-- start --
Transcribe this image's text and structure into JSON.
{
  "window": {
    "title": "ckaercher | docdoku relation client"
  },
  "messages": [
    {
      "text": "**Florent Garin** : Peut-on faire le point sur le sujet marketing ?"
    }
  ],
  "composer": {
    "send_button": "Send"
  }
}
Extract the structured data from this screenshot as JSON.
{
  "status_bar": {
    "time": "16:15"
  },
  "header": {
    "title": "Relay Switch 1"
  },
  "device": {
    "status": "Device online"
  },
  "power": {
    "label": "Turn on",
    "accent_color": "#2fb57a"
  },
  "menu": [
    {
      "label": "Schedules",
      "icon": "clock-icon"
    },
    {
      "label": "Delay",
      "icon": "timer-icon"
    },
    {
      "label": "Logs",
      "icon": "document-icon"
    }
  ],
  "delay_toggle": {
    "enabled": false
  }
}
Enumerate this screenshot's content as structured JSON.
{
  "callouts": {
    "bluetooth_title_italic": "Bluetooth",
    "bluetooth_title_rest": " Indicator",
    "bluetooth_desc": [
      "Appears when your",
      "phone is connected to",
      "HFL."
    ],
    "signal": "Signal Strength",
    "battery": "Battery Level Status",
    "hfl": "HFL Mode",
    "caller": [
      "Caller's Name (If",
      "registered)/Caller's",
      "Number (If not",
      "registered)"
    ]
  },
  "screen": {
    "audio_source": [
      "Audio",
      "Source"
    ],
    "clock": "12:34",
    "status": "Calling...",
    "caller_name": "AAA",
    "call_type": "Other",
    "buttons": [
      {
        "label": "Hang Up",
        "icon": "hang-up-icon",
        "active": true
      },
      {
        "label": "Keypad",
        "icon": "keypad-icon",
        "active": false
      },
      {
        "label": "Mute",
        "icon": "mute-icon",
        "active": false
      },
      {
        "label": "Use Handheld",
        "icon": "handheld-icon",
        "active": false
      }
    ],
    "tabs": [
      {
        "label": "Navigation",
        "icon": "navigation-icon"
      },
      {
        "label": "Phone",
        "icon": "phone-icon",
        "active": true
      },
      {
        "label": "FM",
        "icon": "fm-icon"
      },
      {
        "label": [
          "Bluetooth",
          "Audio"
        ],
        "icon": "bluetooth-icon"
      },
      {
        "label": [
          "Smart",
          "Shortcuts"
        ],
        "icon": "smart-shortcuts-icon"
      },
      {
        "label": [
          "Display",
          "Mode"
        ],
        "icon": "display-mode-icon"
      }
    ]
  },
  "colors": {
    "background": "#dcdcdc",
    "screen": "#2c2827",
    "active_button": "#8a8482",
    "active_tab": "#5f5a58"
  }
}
-- end --
▶ **Challenge**
Set all of the entries down again, exactly as they were given.

▶ **Solution for this exercise**
Transcribe this image's text and structure into JSON.
{
  "window": {
    "title": "ckaercher | docdoku relation client"
  },
  "messages": [
    {
      "text": "**Florent Garin** : Peut-on faire le point sur le sujet marketing ?"
    }
  ],
  "composer": {
    "send_button": "Send"
  }
}
Extract the structured data from this screenshot as JSON.
{
  "status_bar": {
    "time": "16:15"
  },
  "header": {
    "title": "Relay Switch 1"
  },
  "device": {
    "status": "Device online"
  },
  "power": {
    "label": "Turn on",
    "accent_color": "#2fb57a"
  },
  "menu": [
    {
      "label": "Schedules",
      "icon": "clock-icon"
    },
    {
      "label": "Delay",
      "icon": "timer-icon"
    },
    {
      "label": "Logs",
      "icon": "document-icon"
    }
  ],
  "delay_toggle": {
    "enabled": false
  }
}
Enumerate this screenshot's content as structured JSON.
{
  "callouts": {
    "bluetooth_title_italic": "Bluetooth",
    "bluetooth_title_rest": " Indicator",
    "bluetooth_desc": [
      "Appears when your",
      "phone is connected to",
      "HFL."
    ],
    "signal": "Signal Strength",
    "battery": "Battery Level Status",
    "hfl": "HFL Mode",
    "caller": [
      "Caller's Name (If",
      "registered)/Caller's",
      "Number (If not",
      "registered)"
    ]
  },
  "screen": {
    "audio_source": [
      "Audio",
      "Source"
    ],
    "clock": "12:34",
    "status": "Calling...",
    "caller_name": "AAA",
    "call_type": "Other",
    "buttons": [
      {
        "label": "Hang Up",
        "icon": "hang-up-icon",
        "active": true
      },
      {
        "label": "Keypad",
        "icon": "keypad-icon",
        "active": false
      },
      {
        "label": "Mute",
        "icon": "mute-icon",
        "active": false
      },
      {
        "label": "Use Handheld",
        "icon": "handheld-icon",
        "active": false
      }
    ],
    "tabs": [
      {
        "label": "Navigation",
        "icon": "navigation-icon"
      },
      {
        "label": "Phone",
        "icon": "phone-icon",
        "active": true
      },
      {
        "label": "FM",
        "icon": "fm-icon"
      },
      {
        "label": [
          "Bluetooth",
          "Audio"
        ],
        "icon": "bluetooth-icon"
      },
      {
        "label": [
          "Smart",
          "Shortcuts"
        ],
        "icon": "smart-shortcuts-icon"
      },
      {
        "label": [
          "Display",
          "Mode"
        ],
        "icon": "display-mode-icon"
      }
    ]
  },
  "colors": {
    "background": "#dcdcdc",
    "screen": "#2c2827",
    "active_button": "#8a8482",
    "active_tab": "#5f5a58"
  }
}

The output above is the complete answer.